Supplied text:
========

Wednesday, September 16th, 2009 Multiple Nationalisms, Linguistic Federalism and the Crisis of Border-States in India

DateTimeLocation
Wednesday, September 16, 20094:00PM - 6:00PMSeminar Room 208N, Munk Centre For International Studies
1 Devonshire Place

Series

Democracy and Identity Series

Description

There are many reasons for the crisis of several so-called border-states in India. One factor is that the governing elite in India has continuously had a conceptual block about recognizing multiple nationalities in India. More specifically, given the complexity and size of India, it should have recognized and worked with what might be called a deeply asymmetrical federalism which recognized some societies within it as nations and some not. Over time, the governing elite in India did imagine an inclusive enough state in India, one that granted recognition to different cultural communities but it just fell short of grasping the precise form of recognition for which some societies increasingly yearned. This was a political as much as a conceptual failure. Moreover, the hold of some conceptions was so strong that these elites could not imagine an even more inclusive variety of federalism. Instead of responding even more democratically to multi-layered difference, the Indian state, responded to it with force. Furthermore, it could not imagine that the organizational principle of different states could itself be very different, that some regional units could be formed on the basis of language, others on the basis of religion and still others on the basis of traditional ways of living. Only then could groups with multilayered differences – difference in religion, language and a whole way of life – be accommodated within a single state. The crisis of border-states in India must be accounted also in terms of this deeper conceptual failure.

Rajeev Bhargava obtained his BA degree in Economics from the University of Delhi and M.Phil and D.Phil from Oxford University. He is currently Senior Fellow and Director, Centre for the Study of Developing Societies, He is also the Director of the CSDS programme on Social and Political Theory. He has previously been Professor at Jawaharlal Nehru University, Delhi and between 2001-2005 held the chair in Political theory and Indian political thought at the University of Delhi and was the Head of its Department of Political Science..

========

Supplied material:

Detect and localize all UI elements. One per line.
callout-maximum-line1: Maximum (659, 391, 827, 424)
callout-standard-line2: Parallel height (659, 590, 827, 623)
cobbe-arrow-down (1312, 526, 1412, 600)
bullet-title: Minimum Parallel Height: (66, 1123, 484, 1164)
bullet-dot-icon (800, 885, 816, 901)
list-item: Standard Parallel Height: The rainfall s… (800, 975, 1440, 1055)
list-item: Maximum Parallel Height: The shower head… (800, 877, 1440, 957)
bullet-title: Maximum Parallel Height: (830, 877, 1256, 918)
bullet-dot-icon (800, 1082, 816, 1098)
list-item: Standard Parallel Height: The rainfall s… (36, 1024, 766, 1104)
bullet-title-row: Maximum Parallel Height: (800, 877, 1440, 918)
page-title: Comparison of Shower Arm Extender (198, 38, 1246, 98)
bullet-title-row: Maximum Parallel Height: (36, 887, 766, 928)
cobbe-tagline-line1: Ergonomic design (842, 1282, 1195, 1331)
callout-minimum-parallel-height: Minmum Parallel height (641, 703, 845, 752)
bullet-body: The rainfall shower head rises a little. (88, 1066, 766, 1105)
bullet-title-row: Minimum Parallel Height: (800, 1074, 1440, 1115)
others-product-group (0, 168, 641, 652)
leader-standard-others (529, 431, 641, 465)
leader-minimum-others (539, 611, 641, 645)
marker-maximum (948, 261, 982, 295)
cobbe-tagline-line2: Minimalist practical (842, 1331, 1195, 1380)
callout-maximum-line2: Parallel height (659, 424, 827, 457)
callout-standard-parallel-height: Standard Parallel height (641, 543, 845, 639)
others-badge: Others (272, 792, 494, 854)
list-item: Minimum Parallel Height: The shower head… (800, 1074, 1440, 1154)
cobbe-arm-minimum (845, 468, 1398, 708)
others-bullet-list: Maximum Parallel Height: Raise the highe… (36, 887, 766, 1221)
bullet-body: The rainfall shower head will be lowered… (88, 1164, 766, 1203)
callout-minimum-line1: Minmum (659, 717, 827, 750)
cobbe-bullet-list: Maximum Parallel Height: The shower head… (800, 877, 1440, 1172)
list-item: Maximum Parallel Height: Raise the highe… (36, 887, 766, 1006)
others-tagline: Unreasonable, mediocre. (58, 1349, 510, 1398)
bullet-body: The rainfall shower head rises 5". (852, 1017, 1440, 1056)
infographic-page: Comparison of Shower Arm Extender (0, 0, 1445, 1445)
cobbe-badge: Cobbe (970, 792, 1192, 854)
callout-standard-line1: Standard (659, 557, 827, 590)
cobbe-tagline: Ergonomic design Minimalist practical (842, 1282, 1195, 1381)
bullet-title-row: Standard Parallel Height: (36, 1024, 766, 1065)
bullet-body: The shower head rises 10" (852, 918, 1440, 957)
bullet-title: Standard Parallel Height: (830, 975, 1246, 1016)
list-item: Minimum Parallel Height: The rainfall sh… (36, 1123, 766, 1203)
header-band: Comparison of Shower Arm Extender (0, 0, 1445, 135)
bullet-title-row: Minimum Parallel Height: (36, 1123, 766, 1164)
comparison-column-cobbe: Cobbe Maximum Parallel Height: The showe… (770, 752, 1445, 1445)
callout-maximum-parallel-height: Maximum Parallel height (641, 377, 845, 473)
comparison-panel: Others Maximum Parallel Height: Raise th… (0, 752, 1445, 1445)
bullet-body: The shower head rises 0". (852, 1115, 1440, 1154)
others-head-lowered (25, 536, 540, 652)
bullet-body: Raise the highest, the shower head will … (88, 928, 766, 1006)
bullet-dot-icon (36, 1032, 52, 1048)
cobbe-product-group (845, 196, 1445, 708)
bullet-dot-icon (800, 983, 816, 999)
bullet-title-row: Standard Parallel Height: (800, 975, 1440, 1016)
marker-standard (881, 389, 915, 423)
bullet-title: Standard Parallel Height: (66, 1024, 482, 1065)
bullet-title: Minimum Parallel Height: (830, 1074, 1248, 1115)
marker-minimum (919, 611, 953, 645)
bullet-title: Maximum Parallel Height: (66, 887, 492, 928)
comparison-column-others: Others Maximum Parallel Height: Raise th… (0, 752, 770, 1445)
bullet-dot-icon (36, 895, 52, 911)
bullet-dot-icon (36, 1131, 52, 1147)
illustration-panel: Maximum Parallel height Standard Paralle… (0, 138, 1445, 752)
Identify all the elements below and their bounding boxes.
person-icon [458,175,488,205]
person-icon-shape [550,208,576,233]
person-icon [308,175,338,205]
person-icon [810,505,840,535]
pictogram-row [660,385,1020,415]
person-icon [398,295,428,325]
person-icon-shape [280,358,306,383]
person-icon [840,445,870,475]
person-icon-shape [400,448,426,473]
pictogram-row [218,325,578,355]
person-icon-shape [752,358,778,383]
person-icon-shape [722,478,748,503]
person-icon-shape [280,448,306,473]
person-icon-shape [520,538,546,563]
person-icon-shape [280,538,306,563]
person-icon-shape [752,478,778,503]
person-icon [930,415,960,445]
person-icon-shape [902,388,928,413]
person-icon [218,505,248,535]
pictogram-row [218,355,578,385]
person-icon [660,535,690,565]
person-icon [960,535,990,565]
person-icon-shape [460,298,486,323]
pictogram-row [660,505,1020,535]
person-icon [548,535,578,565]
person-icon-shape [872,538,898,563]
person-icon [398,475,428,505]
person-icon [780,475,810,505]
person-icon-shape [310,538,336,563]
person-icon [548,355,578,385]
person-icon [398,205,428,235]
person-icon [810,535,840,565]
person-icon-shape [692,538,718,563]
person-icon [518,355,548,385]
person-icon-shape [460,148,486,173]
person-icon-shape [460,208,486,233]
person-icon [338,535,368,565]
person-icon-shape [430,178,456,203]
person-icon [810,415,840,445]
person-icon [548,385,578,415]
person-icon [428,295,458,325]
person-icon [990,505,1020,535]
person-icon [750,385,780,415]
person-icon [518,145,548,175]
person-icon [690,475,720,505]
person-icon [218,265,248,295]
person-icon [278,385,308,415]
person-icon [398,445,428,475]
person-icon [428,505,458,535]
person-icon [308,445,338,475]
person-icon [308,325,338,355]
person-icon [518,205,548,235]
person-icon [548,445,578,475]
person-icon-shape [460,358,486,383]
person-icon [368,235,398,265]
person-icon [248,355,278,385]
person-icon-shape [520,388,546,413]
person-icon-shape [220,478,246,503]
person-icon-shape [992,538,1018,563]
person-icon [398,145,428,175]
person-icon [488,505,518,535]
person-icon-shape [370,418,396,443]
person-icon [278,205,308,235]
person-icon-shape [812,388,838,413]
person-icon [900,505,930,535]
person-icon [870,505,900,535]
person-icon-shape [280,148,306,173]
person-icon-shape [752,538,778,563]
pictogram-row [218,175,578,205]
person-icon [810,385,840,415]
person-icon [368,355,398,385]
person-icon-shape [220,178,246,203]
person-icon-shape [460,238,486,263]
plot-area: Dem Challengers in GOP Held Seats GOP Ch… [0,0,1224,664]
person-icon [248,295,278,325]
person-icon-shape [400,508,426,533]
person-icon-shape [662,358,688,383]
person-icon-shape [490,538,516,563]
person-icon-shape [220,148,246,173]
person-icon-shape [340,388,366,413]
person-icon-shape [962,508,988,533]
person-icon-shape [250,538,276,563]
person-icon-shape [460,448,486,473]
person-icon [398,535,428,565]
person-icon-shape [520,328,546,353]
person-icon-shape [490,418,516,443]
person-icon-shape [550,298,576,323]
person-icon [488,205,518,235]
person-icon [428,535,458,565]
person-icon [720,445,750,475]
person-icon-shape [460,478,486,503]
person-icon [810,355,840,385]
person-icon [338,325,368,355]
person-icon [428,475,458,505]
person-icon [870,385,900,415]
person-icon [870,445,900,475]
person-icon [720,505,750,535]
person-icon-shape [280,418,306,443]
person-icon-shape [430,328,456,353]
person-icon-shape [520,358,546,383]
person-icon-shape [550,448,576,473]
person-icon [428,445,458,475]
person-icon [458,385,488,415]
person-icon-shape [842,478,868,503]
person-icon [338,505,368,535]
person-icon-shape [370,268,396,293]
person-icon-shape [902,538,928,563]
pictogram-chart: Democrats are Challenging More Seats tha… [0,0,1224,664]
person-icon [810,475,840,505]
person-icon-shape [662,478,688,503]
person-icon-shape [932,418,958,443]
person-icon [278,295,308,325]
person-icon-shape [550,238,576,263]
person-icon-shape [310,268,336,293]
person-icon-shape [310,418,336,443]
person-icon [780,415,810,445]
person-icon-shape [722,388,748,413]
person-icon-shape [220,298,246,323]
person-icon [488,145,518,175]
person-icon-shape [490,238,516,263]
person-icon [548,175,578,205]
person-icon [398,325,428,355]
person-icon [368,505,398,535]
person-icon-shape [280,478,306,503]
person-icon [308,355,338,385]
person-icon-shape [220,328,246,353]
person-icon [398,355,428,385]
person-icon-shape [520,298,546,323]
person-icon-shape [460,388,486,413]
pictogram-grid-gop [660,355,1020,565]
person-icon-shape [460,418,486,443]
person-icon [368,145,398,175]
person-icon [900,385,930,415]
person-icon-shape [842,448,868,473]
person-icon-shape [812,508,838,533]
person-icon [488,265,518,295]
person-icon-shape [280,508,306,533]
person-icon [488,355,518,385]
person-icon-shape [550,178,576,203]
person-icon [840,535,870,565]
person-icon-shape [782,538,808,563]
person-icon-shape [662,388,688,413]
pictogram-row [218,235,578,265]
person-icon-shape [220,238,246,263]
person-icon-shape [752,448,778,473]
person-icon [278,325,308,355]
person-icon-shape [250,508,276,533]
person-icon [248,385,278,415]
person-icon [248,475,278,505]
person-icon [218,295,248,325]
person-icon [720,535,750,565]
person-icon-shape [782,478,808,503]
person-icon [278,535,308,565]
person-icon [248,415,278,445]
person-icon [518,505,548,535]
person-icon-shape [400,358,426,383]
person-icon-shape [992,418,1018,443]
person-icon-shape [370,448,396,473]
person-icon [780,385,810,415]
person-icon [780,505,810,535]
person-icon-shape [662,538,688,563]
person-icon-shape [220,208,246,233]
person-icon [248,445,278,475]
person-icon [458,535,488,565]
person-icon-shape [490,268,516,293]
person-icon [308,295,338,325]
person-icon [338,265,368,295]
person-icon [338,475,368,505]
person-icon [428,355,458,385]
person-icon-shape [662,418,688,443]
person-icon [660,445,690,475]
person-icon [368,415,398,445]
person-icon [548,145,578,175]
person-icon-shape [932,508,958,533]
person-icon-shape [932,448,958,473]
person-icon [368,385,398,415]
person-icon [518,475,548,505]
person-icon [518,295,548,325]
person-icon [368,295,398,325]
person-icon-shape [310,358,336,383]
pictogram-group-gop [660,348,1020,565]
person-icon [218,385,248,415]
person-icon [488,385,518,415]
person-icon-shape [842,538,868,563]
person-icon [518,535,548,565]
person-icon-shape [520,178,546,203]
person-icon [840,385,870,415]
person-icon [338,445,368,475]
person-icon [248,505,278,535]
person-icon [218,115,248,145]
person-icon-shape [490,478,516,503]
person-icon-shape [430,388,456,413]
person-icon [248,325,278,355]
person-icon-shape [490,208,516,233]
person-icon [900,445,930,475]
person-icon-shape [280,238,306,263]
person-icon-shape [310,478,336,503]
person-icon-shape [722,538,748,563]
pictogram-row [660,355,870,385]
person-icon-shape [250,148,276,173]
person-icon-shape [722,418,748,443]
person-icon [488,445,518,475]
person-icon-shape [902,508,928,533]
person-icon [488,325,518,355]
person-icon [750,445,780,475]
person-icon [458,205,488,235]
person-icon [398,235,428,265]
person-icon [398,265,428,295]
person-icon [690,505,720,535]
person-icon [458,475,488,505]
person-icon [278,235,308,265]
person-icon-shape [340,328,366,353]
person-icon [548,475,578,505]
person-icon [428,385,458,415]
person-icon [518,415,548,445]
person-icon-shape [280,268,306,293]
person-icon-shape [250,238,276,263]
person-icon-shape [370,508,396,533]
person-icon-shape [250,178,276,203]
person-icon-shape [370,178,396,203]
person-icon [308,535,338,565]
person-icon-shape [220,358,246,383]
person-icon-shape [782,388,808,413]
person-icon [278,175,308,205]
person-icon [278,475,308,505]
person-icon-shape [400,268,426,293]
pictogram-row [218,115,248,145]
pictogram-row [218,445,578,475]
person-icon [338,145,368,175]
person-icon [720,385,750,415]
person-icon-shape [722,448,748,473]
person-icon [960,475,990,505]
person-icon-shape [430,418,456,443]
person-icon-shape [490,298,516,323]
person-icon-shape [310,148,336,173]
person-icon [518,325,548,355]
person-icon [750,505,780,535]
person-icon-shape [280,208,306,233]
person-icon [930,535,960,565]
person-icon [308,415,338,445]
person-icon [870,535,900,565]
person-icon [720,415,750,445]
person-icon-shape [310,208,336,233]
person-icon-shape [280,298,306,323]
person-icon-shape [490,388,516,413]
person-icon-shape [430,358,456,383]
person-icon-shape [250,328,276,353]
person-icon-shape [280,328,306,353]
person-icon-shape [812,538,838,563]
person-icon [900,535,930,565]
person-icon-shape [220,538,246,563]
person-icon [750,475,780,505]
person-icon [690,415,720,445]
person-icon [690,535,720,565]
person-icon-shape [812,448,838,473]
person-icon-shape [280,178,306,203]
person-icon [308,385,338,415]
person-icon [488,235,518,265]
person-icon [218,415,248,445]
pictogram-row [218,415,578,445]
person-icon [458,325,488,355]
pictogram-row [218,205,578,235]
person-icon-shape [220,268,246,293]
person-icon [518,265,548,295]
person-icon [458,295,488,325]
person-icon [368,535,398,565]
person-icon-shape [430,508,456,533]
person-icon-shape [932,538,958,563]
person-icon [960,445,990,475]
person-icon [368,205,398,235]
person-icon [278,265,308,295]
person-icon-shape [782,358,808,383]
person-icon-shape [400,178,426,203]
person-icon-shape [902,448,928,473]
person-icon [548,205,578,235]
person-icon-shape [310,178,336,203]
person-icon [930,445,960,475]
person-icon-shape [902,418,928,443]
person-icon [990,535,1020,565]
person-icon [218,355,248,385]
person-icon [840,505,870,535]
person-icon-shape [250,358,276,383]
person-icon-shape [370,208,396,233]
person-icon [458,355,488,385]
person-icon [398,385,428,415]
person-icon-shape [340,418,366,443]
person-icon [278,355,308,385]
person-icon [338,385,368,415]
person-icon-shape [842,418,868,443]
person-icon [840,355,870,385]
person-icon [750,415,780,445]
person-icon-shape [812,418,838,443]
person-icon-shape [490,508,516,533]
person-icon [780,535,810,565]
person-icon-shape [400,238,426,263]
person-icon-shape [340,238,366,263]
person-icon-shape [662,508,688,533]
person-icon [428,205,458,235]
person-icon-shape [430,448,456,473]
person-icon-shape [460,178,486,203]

========

Problem requirements: From the seminar announcement, return the passage that begins at the words "Rajeev Bhargava obtained" and stops after the words "of Political Science..". The records have no connection to the seminar announcement.

Response:
Rajeev Bhargava obtained his BA degree in Economics from the University of Delhi and M.Phil and D.Phil from Oxford University. He is currently Senior Fellow and Director, Centre for the Study of Developing Societies, He is also the Director of the CSDS programme on Social and Political Theory. He has previously been Professor at Jawaharlal Nehru University, Delhi and between 2001-2005 held the chair in Political theory and Indian political thought at the University of Delhi and was the Head of its Department of Political Science..